[Entries taken from a collection]
• • •
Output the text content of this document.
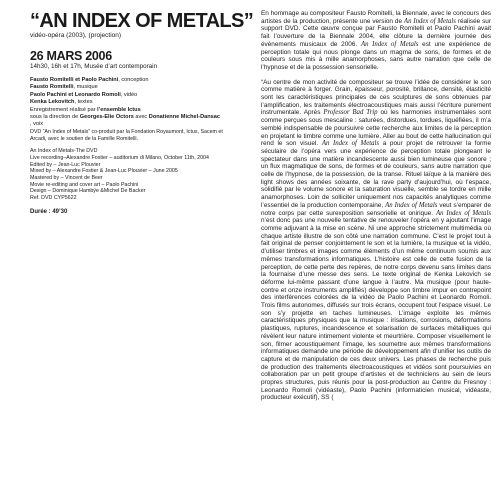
“AN INDEX OF METALS”

vidéo-opéra (2003), (projection)

26 MARS 2006

14h30, 16h et 17h, Musée d’art contemporain

Fausto Romitelli et Paolo Pachini, conception

Fausto Romitelli, musique

Paolo Pachini et Leonardo Romoli, vidéo

Kenka Lekovitch, textes

Enregistrement réalisé par l’ensemble Ictus

sous la direction de Georges-Elie Octors avec Donatienne Michel-Dansac

, voix

DVD “An Index of Metals” co-produit par la Fondation Royaumont, Ictus, Sacem et Arcadi, avec le soutien de la Famille Romitelli.

An Index of Metals-The DVD

Live recording–Alexandre Fostier – auditorium di Milano, October 11th, 2004

Edited by – Jean-Luc Plouvier

Mixed by – Alexandre Fostier & Jean-Luc Plouvier – June 2005

Mastered by – Vincent de Beer

Movie re-editing and cover art – Paolo Pachini

Design – Dominique Hambÿe &Michel De Backer

Ref. DVD CYP5622

Durée : 49’30

En hommage au compositeur Fausto Romitelli, la Biennale, avec le concours des artistes de la production, présente une version de An Index of Metals réalisée sur support DVD. Cette œuvre conçue par Fausto Romitelli et Paolo Pachini avait fait l’ouverture de la Biennale 2004, elle clôture la dernière journée des évènements musicaux de 2006. An Index of Metals est une expérience de perception totale qui nous plonge dans un magma de sons, de formes et de couleurs sous mis à mille anamorphoses, sans autre narration que celle de l’hypnose et de la possession sensorielle.

“Au centre de mon activité de compositeur se trouve l’idée de considérer le son comme matière à forger. Grain, épaisseur, porosité, brillance, densité, élasticité sont les caractéristiques principales de ces sculptures de sons obtenues par l’amplification, les traitements électroacoustiques mais aussi l’écriture purement instrumentale. Après Professor Bad Trip où les harmonies instrumentales sont comme perçues sous mescaline : saturées, distordues, tordues, liquéfiées, il m’a semblé indispensable de poursuivre cette recherche aux limites de la perception en projetant le timbre comme une lumière. Aller au bout de cette hallucination qui rend le son visuel. An Index of Metals a pour projet de retrouver la forme séculaire de l’opéra vers une expérience de perception totale plongeant le spectateur dans une matière incandescente aussi bien lumineuse que sonore ; un flux magmatique de sons, de formes et de couleurs, sans autre narration que celle de l’hypnose, de la possession, de la transe. Rituel laïque à la manière des light shows des années soixante, de la rave party d’aujourd’hui, où l’espace, solidifié par le volume sonore et la saturation visuelle, semble se tordre en mille anamorphoses. Loin de solliciter uniquement nos capacités analytiques comme l’essentiel de la production contemporaine, An Index of Metals veut s’emparer de notre corps par cette surexposition sensorielle et onirique. An Index of Metals n’est donc pas une nouvelle tentative de renouveler l’opéra en y ajoutant l’image comme adjuvant à la mise en scène. Ni une approche strictement multimédia où chaque artiste illustre de son côté une narration commune. C’est le projet tout à fait original de penser conjointement le son et la lumière, la musique et la vidéo, d’utiliser timbres et images comme éléments d’un même continuum soumis aux mêmes transformations informatiques. L’histoire est celle de cette fusion de la perception, de cette perte des repères, de notre corps devenu sans limites dans la fournaise d’une messe des sens. Le texte original de Kenka Lekovich se déforme lui-même passant d’une langue à l’autre. Ma musique (pour haute-contre et onze instruments amplifiés) développe son timbre impur en contrepoint des interférences colorées de la vidéo de Paolo Pachini et Leonardo Romoli. Trois films autonomes, diffusés sur trois écrans, occupent tout l’espace visuel. Le son s’y projette en taches lumineuses. L’image exploite les mêmes caractéristiques physiques que la musique : irisations, corrosions, déformations plastiques, ruptures, incandescence et solarisation de surfaces métalliques qui révèlent leur nature intimement violente et meurtrière. Composer visuellement le son, filmer acoustiquement l’image, les soumettre aux mêmes transformations informatiques demande une période de développement afin d’unifier les outils de capture et de manipulation de ces deux univers. Les phases de recherche puis de production des traitements électroacoustiques et vidéos sont poursuivies en collaboration par un petit groupe d’artistes et de techniciens au sein de leurs propres structures, puis réunis pour la post-production au Centre du Fresnoy : Leonardo Romoli (vidéaste), Paolo Pachini (informaticien musical, vidéaste, producteur exécutif), SS (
• • •
PROBLEM TO SOLVE: Skip every picture and transcribe the data above exactly.

RESULT BELOW:
Output the text content of this document.
“AN INDEX OF METALS”

vidéo-opéra (2003), (projection)

26 MARS 2006

14h30, 16h et 17h, Musée d’art contemporain

Fausto Romitelli et Paolo Pachini, conception

Fausto Romitelli, musique

Paolo Pachini et Leonardo Romoli, vidéo

Kenka Lekovitch, textes

Enregistrement réalisé par l’ensemble Ictus

sous la direction de Georges-Elie Octors avec Donatienne Michel-Dansac

, voix

DVD “An Index of Metals” co-produit par la Fondation Royaumont, Ictus, Sacem et Arcadi, avec le soutien de la Famille Romitelli.

An Index of Metals-The DVD

Live recording–Alexandre Fostier – auditorium di Milano, October 11th, 2004

Edited by – Jean-Luc Plouvier

Mixed by – Alexandre Fostier & Jean-Luc Plouvier – June 2005

Mastered by – Vincent de Beer

Movie re-editing and cover art – Paolo Pachini

Design – Dominique Hambÿe &Michel De Backer

Ref. DVD CYP5622

Durée : 49’30

En hommage au compositeur Fausto Romitelli, la Biennale, avec le concours des artistes de la production, présente une version de An Index of Metals réalisée sur support DVD. Cette œuvre conçue par Fausto Romitelli et Paolo Pachini avait fait l’ouverture de la Biennale 2004, elle clôture la dernière journée des évènements musicaux de 2006. An Index of Metals est une expérience de perception totale qui nous plonge dans un magma de sons, de formes et de couleurs sous mis à mille anamorphoses, sans autre narration que celle de l’hypnose et de la possession sensorielle.

“Au centre de mon activité de compositeur se trouve l’idée de considérer le son comme matière à forger. Grain, épaisseur, porosité, brillance, densité, élasticité sont les caractéristiques principales de ces sculptures de sons obtenues par l’amplification, les traitements électroacoustiques mais aussi l’écriture purement instrumentale. Après Professor Bad Trip où les harmonies instrumentales sont comme perçues sous mescaline : saturées, distordues, tordues, liquéfiées, il m’a semblé indispensable de poursuivre cette recherche aux limites de la perception en projetant le timbre comme une lumière. Aller au bout de cette hallucination qui rend le son visuel. An Index of Metals a pour projet de retrouver la forme séculaire de l’opéra vers une expérience de perception totale plongeant le spectateur dans une matière incandescente aussi bien lumineuse que sonore ; un flux magmatique de sons, de formes et de couleurs, sans autre narration que celle de l’hypnose, de la possession, de la transe. Rituel laïque à la manière des light shows des années soixante, de la rave party d’aujourd’hui, où l’espace, solidifié par le volume sonore et la saturation visuelle, semble se tordre en mille anamorphoses. Loin de solliciter uniquement nos capacités analytiques comme l’essentiel de la production contemporaine, An Index of Metals veut s’emparer de notre corps par cette surexposition sensorielle et onirique. An Index of Metals n’est donc pas une nouvelle tentative de renouveler l’opéra en y ajoutant l’image comme adjuvant à la mise en scène. Ni une approche strictement multimédia où chaque artiste illustre de son côté une narration commune. C’est le projet tout à fait original de penser conjointement le son et la lumière, la musique et la vidéo, d’utiliser timbres et images comme éléments d’un même continuum soumis aux mêmes transformations informatiques. L’histoire est celle de cette fusion de la perception, de cette perte des repères, de notre corps devenu sans limites dans la fournaise d’une messe des sens. Le texte original de Kenka Lekovich se déforme lui-même passant d’une langue à l’autre. Ma musique (pour haute-contre et onze instruments amplifiés) développe son timbre impur en contrepoint des interférences colorées de la vidéo de Paolo Pachini et Leonardo Romoli. Trois films autonomes, diffusés sur trois écrans, occupent tout l’espace visuel. Le son s’y projette en taches lumineuses. L’image exploite les mêmes caractéristiques physiques que la musique : irisations, corrosions, déformations plastiques, ruptures, incandescence et solarisation de surfaces métalliques qui révèlent leur nature intimement violente et meurtrière. Composer visuellement le son, filmer acoustiquement l’image, les soumettre aux mêmes transformations informatiques demande une période de développement afin d’unifier les outils de capture et de manipulation de ces deux univers. Les phases de recherche puis de production des traitements électroacoustiques et vidéos sont poursuivies en collaboration par un petit groupe d’artistes et de techniciens au sein de leurs propres structures, puis réunis pour la post-production au Centre du Fresnoy : Leonardo Romoli (vidéaste), Paolo Pachini (informaticien musical, vidéaste, producteur exécutif), SS (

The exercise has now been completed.